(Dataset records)
++++

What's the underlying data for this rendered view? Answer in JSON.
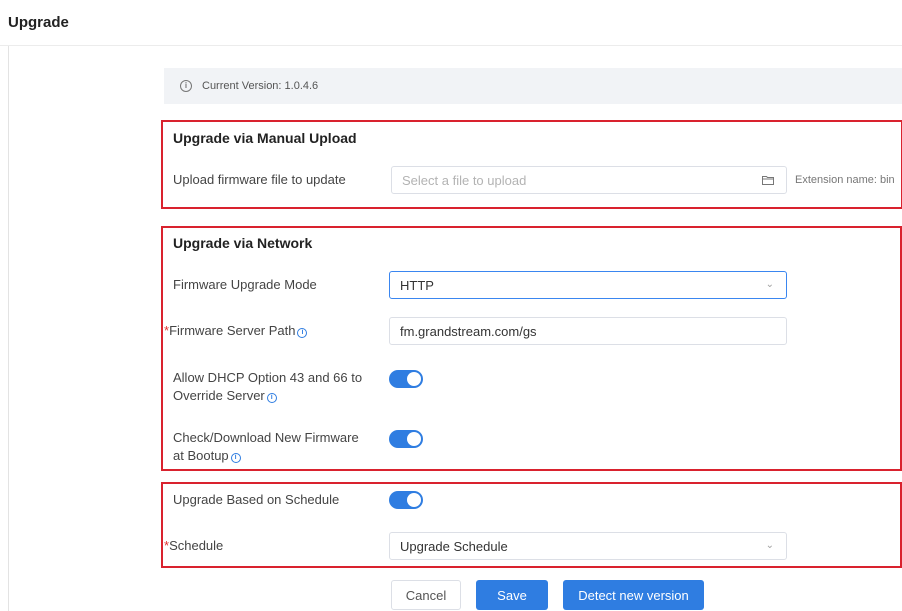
{
  "page": {
    "title": "Upgrade"
  },
  "info": {
    "current_version": "Current Version: 1.0.4.6"
  },
  "manual_upload": {
    "title": "Upgrade via Manual Upload",
    "upload_label": "Upload firmware file to update",
    "upload_placeholder": "Select a file to upload",
    "extension_hint": "Extension name: bin"
  },
  "network": {
    "title": "Upgrade via Network",
    "mode_label": "Firmware Upgrade Mode",
    "mode_value": "HTTP",
    "server_path_label": "Firmware Server Path",
    "server_path_value": "fm.grandstream.com/gs",
    "dhcp_label_line1": "Allow DHCP Option 43 and 66 to",
    "dhcp_label_line2": "Override Server",
    "dhcp_enabled": true,
    "bootup_label_line1": "Check/Download New Firmware",
    "bootup_label_line2": "at Bootup",
    "bootup_enabled": true
  },
  "schedule": {
    "based_label": "Upgrade Based on Schedule",
    "based_enabled": true,
    "schedule_label": "Schedule",
    "schedule_value": "Upgrade Schedule"
  },
  "buttons": {
    "cancel": "Cancel",
    "save": "Save",
    "detect": "Detect new version"
  },
  "colors": {
    "accent": "#2f7de1",
    "highlight_box": "#d9222e",
    "required": "#e03030"
  },
  "icons": {
    "info": "info-icon",
    "help": "help-icon",
    "folder": "folder-icon",
    "dropdown": "chevron-down-icon"
  }
}
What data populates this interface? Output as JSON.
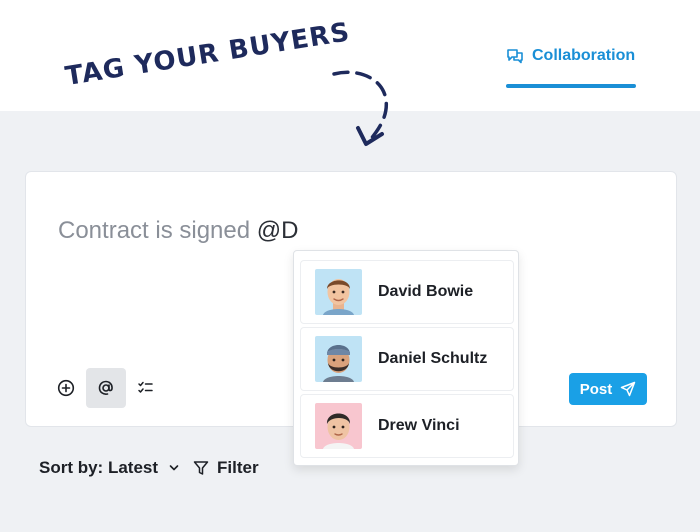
{
  "annotation": {
    "text": "TAG YOUR BUYERS"
  },
  "header": {
    "tab_label": "Collaboration",
    "tab_icon": "chat-bubbles-icon"
  },
  "composer": {
    "text": "Contract is signed",
    "mention": "@D"
  },
  "toolbar": {
    "post_label": "Post"
  },
  "mention_dropdown": {
    "users": [
      {
        "name": "David Bowie",
        "avatar_bg": "#bfe3f5"
      },
      {
        "name": "Daniel Schultz",
        "avatar_bg": "#bfe3f5"
      },
      {
        "name": "Drew Vinci",
        "avatar_bg": "#f8c6cf"
      }
    ]
  },
  "footer": {
    "sort_label": "Sort by: Latest",
    "filter_label": "Filter"
  },
  "colors": {
    "accent": "#1a8fd6",
    "post_button": "#1aa0e6",
    "annotation": "#1e2a5c"
  }
}
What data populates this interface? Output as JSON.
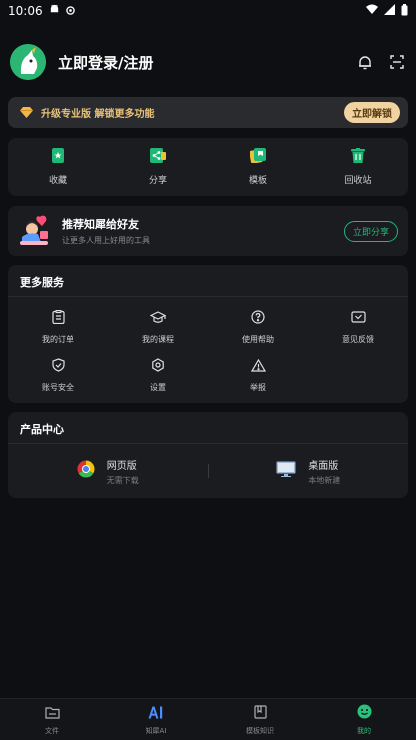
{
  "status_bar": {
    "time": "10:06"
  },
  "profile": {
    "login_text": "立即登录/注册"
  },
  "upgrade": {
    "text": "升级专业版 解锁更多功能",
    "button": "立即解锁"
  },
  "quick_actions": [
    {
      "label": "收藏",
      "icon": "bookmark-icon"
    },
    {
      "label": "分享",
      "icon": "share-icon"
    },
    {
      "label": "模板",
      "icon": "template-icon"
    },
    {
      "label": "回收站",
      "icon": "trash-icon"
    }
  ],
  "share_card": {
    "title": "推荐知犀给好友",
    "subtitle": "让更多人用上好用的工具",
    "button": "立即分享"
  },
  "services": {
    "title": "更多服务",
    "items": [
      {
        "label": "我的订单",
        "icon": "order-icon"
      },
      {
        "label": "我的课程",
        "icon": "course-icon"
      },
      {
        "label": "使用帮助",
        "icon": "help-icon"
      },
      {
        "label": "意见反馈",
        "icon": "feedback-icon"
      },
      {
        "label": "账号安全",
        "icon": "shield-icon"
      },
      {
        "label": "设置",
        "icon": "settings-icon"
      },
      {
        "label": "举报",
        "icon": "report-icon"
      }
    ]
  },
  "products": {
    "title": "产品中心",
    "items": [
      {
        "title": "网页版",
        "subtitle": "无需下载",
        "icon": "chrome-icon"
      },
      {
        "title": "桌面版",
        "subtitle": "本地新建",
        "icon": "desktop-icon"
      }
    ]
  },
  "bottom_nav": [
    {
      "label": "文件",
      "icon": "folder-icon"
    },
    {
      "label": "知犀AI",
      "icon": "ai-icon"
    },
    {
      "label": "模板知识",
      "icon": "book-icon"
    },
    {
      "label": "我的",
      "icon": "smile-icon"
    }
  ],
  "colors": {
    "accent": "#20b877",
    "gold": "#e7c27a",
    "background": "#0e0f12",
    "card": "#1b1c20"
  }
}
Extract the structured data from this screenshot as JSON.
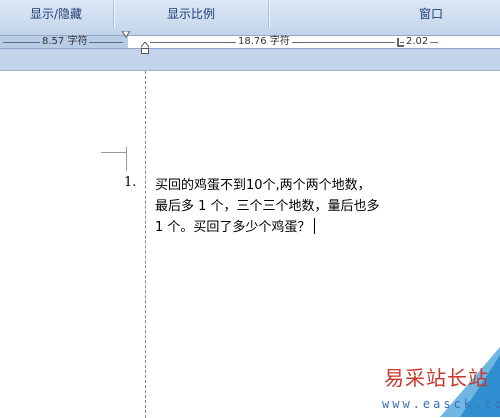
{
  "ribbon": {
    "groups": [
      {
        "label": "显示/隐藏"
      },
      {
        "label": "显示比例"
      },
      {
        "label": "窗口"
      }
    ]
  },
  "ruler": {
    "left_margin": "8.57 字符",
    "text_width": "18.76 字符",
    "right_segment": "2.02"
  },
  "document": {
    "list_number": "1.",
    "lines": [
      "买回的鸡蛋不到10个,两个两个地数，",
      "最后多 1 个，三个三个地数，量后也多",
      "1 个。买回了多少个鸡蛋？"
    ]
  },
  "watermark": {
    "title": "易采站长站",
    "url": "www.easck.com"
  },
  "colors": {
    "ribbon_bg": "#c6d7ec",
    "ribbon_text": "#1e3e73",
    "ruler_bg": "#c3d4ea",
    "watermark_red": "#c9362b",
    "watermark_blue": "#3f6fb5"
  }
}
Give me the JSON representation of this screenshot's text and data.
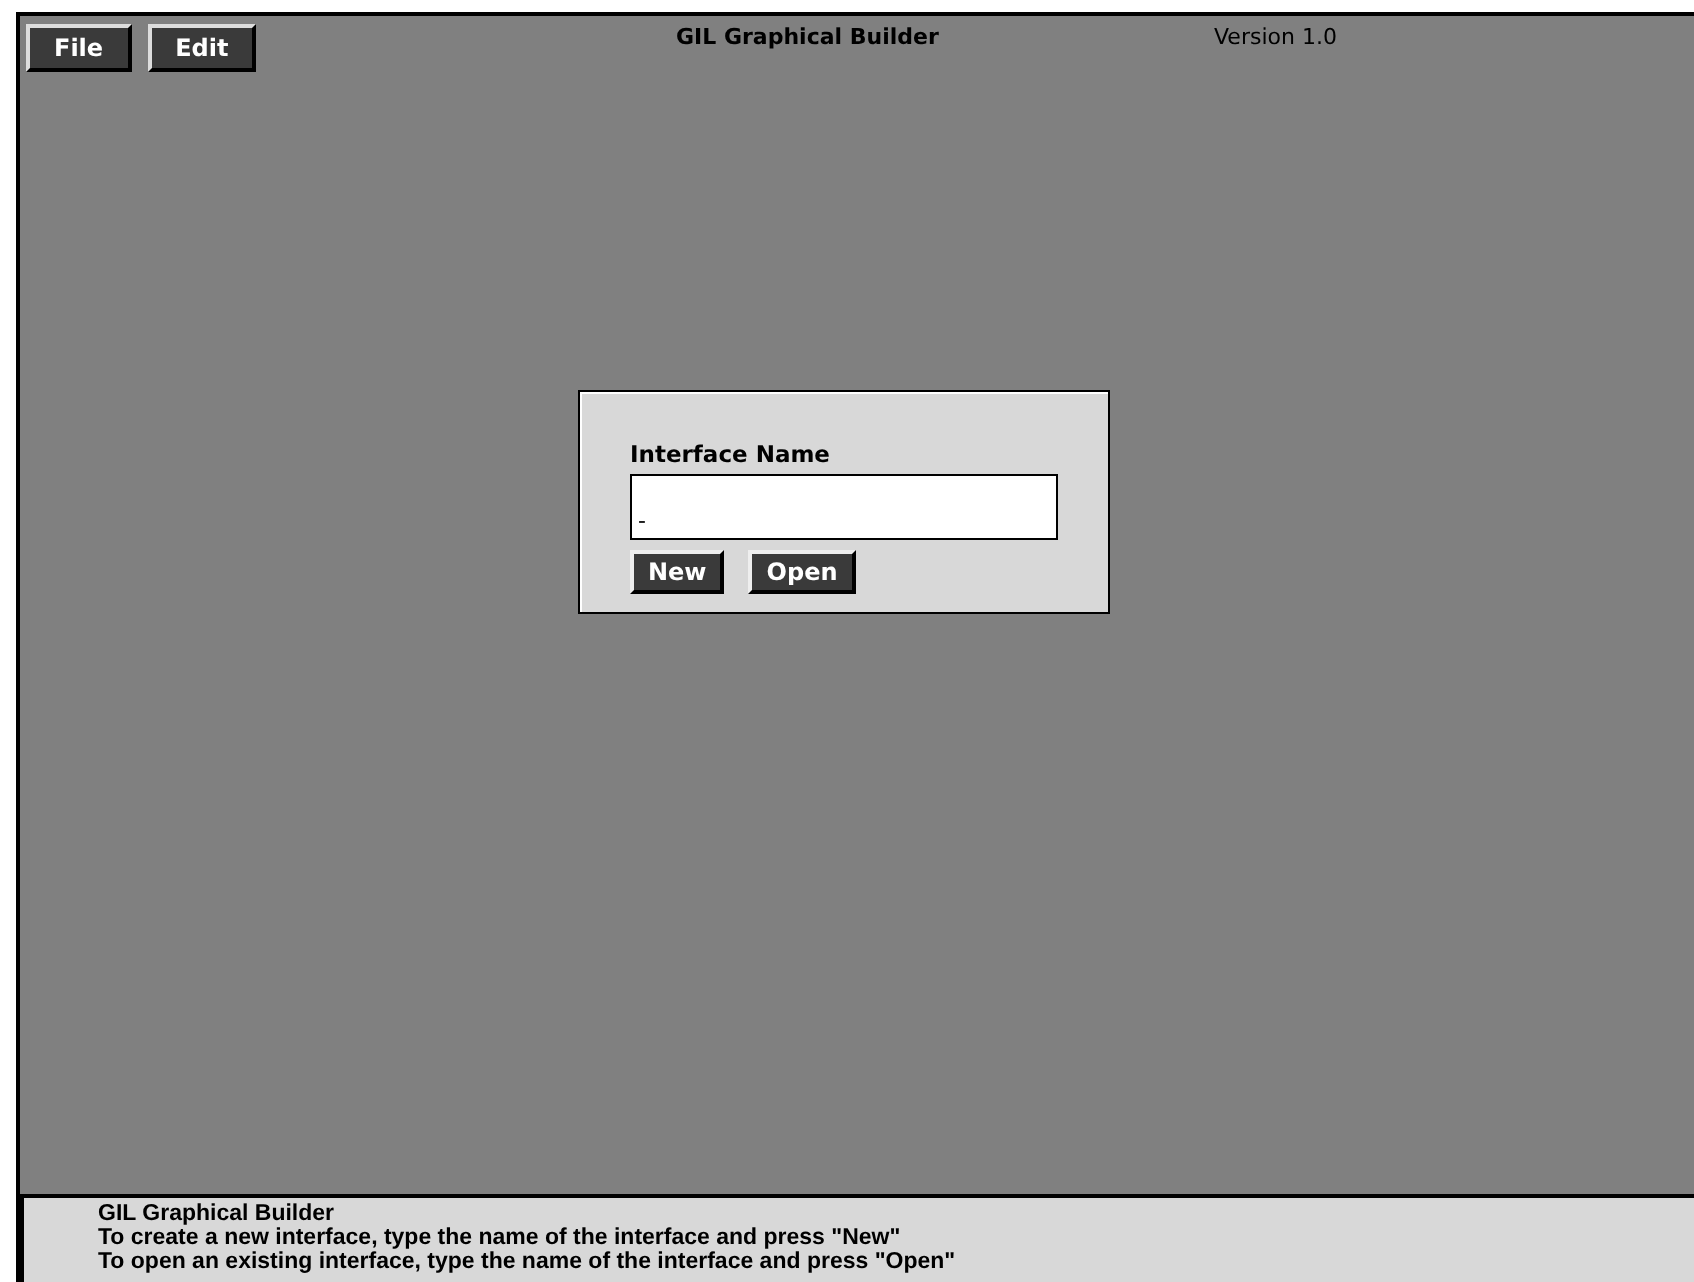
{
  "menu": [
    {
      "label": "File"
    },
    {
      "label": "Edit"
    }
  ],
  "window": {
    "title": "GIL Graphical Builder",
    "version": "Version 1.0"
  },
  "dialog": {
    "label": "Interface Name",
    "value": "-",
    "buttons": [
      {
        "label": "New"
      },
      {
        "label": "Open"
      }
    ]
  },
  "status_bar": {
    "lines": [
      "GIL Graphical Builder",
      "To create a new interface, type the name of the interface and press \"New\"",
      "To open an existing interface, type the name of the interface and press \"Open\""
    ]
  }
}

++++

Go through the entries above and print each one exactly, minus the pictures.

**IN RESPONSE**
What's the underlying data for this rendered view? Answer in JSON.
{
  "page": {
    "title": "Upgrade"
  },
  "info": {
    "current_version": "Current Version: 1.0.4.6"
  },
  "manual_upload": {
    "title": "Upgrade via Manual Upload",
    "upload_label": "Upload firmware file to update",
    "upload_placeholder": "Select a file to upload",
    "extension_hint": "Extension name: bin"
  },
  "network": {
    "title": "Upgrade via Network",
    "mode_label": "Firmware Upgrade Mode",
    "mode_value": "HTTP",
    "server_path_label": "Firmware Server Path",
    "server_path_value": "fm.grandstream.com/gs",
    "dhcp_label_line1": "Allow DHCP Option 43 and 66 to",
    "dhcp_label_line2": "Override Server",
    "dhcp_enabled": true,
    "bootup_label_line1": "Check/Download New Firmware",
    "bootup_label_line2": "at Bootup",
    "bootup_enabled": true
  },
  "schedule": {
    "based_label": "Upgrade Based on Schedule",
    "based_enabled": true,
    "schedule_label": "Schedule",
    "schedule_value": "Upgrade Schedule"
  },
  "buttons": {
    "cancel": "Cancel",
    "save": "Save",
    "detect": "Detect new version"
  },
  "colors": {
    "accent": "#2f7de1",
    "highlight_box": "#d9222e",
    "required": "#e03030"
  },
  "icons": {
    "info": "info-icon",
    "help": "help-icon",
    "folder": "folder-icon",
    "dropdown": "chevron-down-icon"
  }
}
What data populates this interface? Output as JSON.
{
  "annotation": {
    "text": "TAG YOUR BUYERS"
  },
  "header": {
    "tab_label": "Collaboration",
    "tab_icon": "chat-bubbles-icon"
  },
  "composer": {
    "text": "Contract is signed",
    "mention": "@D"
  },
  "toolbar": {
    "post_label": "Post"
  },
  "mention_dropdown": {
    "users": [
      {
        "name": "David Bowie",
        "avatar_bg": "#bfe3f5"
      },
      {
        "name": "Daniel Schultz",
        "avatar_bg": "#bfe3f5"
      },
      {
        "name": "Drew Vinci",
        "avatar_bg": "#f8c6cf"
      }
    ]
  },
  "footer": {
    "sort_label": "Sort by: Latest",
    "filter_label": "Filter"
  },
  "colors": {
    "accent": "#1a8fd6",
    "post_button": "#1aa0e6",
    "annotation": "#1e2a5c"
  }
}
What data populates this interface? Output as JSON.
{
  "status_bar": {
    "time": "10:06"
  },
  "profile": {
    "login_text": "立即登录/注册"
  },
  "upgrade": {
    "text": "升级专业版 解锁更多功能",
    "button": "立即解锁"
  },
  "quick_actions": [
    {
      "label": "收藏",
      "icon": "bookmark-icon"
    },
    {
      "label": "分享",
      "icon": "share-icon"
    },
    {
      "label": "模板",
      "icon": "template-icon"
    },
    {
      "label": "回收站",
      "icon": "trash-icon"
    }
  ],
  "share_card": {
    "title": "推荐知犀给好友",
    "subtitle": "让更多人用上好用的工具",
    "button": "立即分享"
  },
  "services": {
    "title": "更多服务",
    "items": [
      {
        "label": "我的订单",
        "icon": "order-icon"
      },
      {
        "label": "我的课程",
        "icon": "course-icon"
      },
      {
        "label": "使用帮助",
        "icon": "help-icon"
      },
      {
        "label": "意见反馈",
        "icon": "feedback-icon"
      },
      {
        "label": "账号安全",
        "icon": "shield-icon"
      },
      {
        "label": "设置",
        "icon": "settings-icon"
      },
      {
        "label": "举报",
        "icon": "report-icon"
      }
    ]
  },
  "products": {
    "title": "产品中心",
    "items": [
      {
        "title": "网页版",
        "subtitle": "无需下载",
        "icon": "chrome-icon"
      },
      {
        "title": "桌面版",
        "subtitle": "本地新建",
        "icon": "desktop-icon"
      }
    ]
  },
  "bottom_nav": [
    {
      "label": "文件",
      "icon": "folder-icon"
    },
    {
      "label": "知犀AI",
      "icon": "ai-icon"
    },
    {
      "label": "模板知识",
      "icon": "book-icon"
    },
    {
      "label": "我的",
      "icon": "smile-icon"
    }
  ],
  "colors": {
    "accent": "#20b877",
    "gold": "#e7c27a",
    "background": "#0e0f12",
    "card": "#1b1c20"
  }
}
Extract the structured data from this screenshot as JSON.
{
  "ribbon": {
    "groups": [
      {
        "label": "显示/隐藏"
      },
      {
        "label": "显示比例"
      },
      {
        "label": "窗口"
      }
    ]
  },
  "ruler": {
    "left_margin": "8.57 字符",
    "text_width": "18.76 字符",
    "right_segment": "2.02"
  },
  "document": {
    "list_number": "1.",
    "lines": [
      "买回的鸡蛋不到10个,两个两个地数，",
      "最后多 1 个，三个三个地数，量后也多",
      "1 个。买回了多少个鸡蛋？"
    ]
  },
  "watermark": {
    "title": "易采站长站",
    "url": "www.easck.com"
  },
  "colors": {
    "ribbon_bg": "#c6d7ec",
    "ribbon_text": "#1e3e73",
    "ruler_bg": "#c3d4ea",
    "watermark_red": "#c9362b",
    "watermark_blue": "#3f6fb5"
  }
}
Give me the JSON representation of this screenshot's text and data.
{
  "menu": [
    {
      "label": "File"
    },
    {
      "label": "Edit"
    }
  ],
  "window": {
    "title": "GIL Graphical Builder",
    "version": "Version 1.0"
  },
  "dialog": {
    "label": "Interface Name",
    "value": "-",
    "buttons": [
      {
        "label": "New"
      },
      {
        "label": "Open"
      }
    ]
  },
  "status_bar": {
    "lines": [
      "GIL Graphical Builder",
      "To create a new interface, type the name of the interface and press \"New\"",
      "To open an existing interface, type the name of the interface and press \"Open\""
    ]
  }
}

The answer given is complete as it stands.